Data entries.
++++++++++++++++++++

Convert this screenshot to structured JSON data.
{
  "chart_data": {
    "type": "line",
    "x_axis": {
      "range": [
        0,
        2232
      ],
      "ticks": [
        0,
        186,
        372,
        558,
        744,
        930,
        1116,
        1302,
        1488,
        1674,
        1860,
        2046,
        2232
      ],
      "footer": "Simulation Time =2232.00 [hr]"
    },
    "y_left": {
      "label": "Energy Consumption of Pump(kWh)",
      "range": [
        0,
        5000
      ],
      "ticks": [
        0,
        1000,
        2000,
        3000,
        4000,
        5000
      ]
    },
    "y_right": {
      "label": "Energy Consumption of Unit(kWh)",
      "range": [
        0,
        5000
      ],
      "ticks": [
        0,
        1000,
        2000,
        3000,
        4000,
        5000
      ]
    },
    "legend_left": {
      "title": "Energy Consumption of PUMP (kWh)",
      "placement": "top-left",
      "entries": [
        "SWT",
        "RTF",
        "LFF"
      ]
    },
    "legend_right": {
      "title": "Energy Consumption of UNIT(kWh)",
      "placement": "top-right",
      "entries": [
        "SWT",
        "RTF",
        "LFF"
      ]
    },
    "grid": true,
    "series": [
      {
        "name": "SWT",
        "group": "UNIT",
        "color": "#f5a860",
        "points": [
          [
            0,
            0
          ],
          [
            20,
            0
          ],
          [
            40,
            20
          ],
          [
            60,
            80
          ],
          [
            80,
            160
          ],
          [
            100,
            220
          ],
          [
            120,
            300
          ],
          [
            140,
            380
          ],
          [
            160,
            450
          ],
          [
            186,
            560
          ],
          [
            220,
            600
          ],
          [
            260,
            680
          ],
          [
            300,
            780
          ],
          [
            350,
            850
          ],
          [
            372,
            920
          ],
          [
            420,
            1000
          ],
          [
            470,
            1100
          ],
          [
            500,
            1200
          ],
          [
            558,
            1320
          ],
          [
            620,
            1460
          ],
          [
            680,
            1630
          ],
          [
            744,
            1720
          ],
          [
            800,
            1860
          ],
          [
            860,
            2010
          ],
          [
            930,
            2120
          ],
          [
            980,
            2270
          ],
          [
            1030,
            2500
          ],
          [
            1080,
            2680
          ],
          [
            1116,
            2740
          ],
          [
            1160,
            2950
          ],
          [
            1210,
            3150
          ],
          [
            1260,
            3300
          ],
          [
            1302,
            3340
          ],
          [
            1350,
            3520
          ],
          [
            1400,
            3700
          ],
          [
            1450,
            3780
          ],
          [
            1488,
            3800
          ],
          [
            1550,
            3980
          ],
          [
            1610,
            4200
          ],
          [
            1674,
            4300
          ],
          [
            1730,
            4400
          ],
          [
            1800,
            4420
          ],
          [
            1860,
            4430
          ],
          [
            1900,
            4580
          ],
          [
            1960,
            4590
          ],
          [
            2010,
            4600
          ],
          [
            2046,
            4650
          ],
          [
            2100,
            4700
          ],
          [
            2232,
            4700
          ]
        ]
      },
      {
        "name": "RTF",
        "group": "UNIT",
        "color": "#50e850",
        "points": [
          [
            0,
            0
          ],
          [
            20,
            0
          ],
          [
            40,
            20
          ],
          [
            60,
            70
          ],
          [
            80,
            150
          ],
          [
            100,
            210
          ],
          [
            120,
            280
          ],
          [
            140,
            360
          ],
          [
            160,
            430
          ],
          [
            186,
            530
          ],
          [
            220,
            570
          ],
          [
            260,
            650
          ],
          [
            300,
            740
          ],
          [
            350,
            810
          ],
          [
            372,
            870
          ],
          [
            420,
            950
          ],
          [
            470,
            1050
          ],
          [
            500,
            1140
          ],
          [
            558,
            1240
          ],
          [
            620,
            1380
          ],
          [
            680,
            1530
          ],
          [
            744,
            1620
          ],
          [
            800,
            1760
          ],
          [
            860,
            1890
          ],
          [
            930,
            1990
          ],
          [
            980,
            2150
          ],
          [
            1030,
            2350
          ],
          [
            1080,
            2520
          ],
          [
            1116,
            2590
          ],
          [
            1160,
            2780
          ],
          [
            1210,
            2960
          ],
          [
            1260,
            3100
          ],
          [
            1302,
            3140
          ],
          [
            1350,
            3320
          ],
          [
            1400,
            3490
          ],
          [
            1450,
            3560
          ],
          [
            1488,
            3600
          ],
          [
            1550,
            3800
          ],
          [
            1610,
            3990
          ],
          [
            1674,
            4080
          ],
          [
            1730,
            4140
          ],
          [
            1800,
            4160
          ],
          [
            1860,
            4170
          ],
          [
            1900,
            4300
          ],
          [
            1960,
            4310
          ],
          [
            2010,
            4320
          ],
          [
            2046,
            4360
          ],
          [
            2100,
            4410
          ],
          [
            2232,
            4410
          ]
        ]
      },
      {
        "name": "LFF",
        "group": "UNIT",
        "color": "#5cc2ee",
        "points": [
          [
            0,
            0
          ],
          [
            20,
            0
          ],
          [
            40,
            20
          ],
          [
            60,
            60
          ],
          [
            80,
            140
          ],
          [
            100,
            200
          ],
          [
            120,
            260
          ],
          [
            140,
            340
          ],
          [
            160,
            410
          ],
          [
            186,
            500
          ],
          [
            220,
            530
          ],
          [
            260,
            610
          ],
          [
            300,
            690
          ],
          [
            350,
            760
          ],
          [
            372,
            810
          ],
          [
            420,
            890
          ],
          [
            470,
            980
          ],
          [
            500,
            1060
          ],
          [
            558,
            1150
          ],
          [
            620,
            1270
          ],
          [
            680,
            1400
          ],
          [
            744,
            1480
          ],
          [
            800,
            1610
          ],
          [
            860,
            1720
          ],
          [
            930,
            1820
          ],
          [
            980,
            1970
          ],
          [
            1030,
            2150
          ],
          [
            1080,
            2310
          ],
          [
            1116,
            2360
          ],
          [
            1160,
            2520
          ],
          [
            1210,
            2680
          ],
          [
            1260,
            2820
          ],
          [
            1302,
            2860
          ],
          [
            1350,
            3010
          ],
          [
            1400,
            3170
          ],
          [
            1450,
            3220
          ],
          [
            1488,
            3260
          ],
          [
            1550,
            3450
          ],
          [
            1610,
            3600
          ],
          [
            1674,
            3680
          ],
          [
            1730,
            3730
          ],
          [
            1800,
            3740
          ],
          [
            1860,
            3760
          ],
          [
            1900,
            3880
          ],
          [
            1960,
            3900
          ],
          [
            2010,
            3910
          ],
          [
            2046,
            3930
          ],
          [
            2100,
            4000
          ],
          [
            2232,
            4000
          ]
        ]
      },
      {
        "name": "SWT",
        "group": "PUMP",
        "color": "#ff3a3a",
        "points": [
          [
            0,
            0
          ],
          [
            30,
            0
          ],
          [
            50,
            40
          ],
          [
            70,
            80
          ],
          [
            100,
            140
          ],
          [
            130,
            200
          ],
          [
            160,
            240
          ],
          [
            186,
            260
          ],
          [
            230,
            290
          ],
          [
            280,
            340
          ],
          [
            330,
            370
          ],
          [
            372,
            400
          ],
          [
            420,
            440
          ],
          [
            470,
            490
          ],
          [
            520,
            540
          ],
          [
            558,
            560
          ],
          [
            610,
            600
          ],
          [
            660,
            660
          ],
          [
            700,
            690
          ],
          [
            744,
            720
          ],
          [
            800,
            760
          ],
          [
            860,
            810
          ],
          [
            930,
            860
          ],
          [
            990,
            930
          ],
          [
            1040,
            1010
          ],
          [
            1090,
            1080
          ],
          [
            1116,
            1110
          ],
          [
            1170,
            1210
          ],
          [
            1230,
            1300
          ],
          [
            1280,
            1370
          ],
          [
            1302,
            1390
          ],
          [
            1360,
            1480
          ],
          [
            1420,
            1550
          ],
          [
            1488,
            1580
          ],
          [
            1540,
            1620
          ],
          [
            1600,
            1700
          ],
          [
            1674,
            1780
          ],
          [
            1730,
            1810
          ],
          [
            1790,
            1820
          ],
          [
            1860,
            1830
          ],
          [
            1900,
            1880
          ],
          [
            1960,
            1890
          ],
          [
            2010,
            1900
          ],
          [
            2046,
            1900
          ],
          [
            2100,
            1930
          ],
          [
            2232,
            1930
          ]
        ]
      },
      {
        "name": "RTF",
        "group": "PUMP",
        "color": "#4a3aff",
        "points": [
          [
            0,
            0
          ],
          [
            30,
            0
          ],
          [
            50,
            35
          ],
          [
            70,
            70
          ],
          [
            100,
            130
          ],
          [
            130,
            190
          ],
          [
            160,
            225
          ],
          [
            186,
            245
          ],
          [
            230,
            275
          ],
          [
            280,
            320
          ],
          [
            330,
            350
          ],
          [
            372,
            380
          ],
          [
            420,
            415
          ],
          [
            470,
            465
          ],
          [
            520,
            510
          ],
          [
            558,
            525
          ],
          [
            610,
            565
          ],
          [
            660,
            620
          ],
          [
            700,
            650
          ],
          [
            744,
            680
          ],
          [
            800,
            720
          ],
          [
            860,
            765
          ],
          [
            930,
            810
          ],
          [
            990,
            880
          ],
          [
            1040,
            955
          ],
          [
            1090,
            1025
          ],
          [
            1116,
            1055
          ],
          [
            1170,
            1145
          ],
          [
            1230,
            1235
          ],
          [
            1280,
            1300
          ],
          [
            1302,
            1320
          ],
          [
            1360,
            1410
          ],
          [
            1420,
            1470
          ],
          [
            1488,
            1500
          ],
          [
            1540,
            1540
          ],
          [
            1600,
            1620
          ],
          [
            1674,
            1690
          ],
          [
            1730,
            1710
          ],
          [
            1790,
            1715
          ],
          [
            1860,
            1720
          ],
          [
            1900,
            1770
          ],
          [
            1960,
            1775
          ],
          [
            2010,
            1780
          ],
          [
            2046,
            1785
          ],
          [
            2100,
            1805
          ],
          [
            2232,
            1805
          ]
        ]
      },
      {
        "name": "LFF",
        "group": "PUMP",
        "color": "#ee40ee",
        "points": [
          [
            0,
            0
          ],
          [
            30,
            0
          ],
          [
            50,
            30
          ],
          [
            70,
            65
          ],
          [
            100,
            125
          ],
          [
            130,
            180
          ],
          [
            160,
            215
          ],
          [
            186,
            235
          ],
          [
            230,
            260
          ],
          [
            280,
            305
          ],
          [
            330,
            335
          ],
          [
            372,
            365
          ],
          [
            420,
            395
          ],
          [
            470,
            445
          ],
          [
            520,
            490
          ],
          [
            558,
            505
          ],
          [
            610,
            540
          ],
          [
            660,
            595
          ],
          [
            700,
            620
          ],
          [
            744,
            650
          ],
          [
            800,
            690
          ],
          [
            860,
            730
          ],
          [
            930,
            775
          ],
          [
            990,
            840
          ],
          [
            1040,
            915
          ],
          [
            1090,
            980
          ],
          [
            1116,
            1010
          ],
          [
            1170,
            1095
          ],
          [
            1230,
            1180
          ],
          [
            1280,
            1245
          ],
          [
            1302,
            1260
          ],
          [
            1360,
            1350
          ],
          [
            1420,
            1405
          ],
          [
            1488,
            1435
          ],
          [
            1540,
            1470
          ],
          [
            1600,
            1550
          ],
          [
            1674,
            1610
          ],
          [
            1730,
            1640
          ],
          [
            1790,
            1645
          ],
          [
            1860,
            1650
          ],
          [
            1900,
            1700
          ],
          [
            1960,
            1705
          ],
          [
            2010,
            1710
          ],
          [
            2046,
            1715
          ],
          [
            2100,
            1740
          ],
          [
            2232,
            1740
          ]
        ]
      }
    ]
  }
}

++++++++++++++++++++

Requirements. Each line holding "title" must be found and copied.

Output for this exercise.
      "title": "Energy Consumption of PUMP (kWh)",
      "title": "Energy Consumption of UNIT(kWh)",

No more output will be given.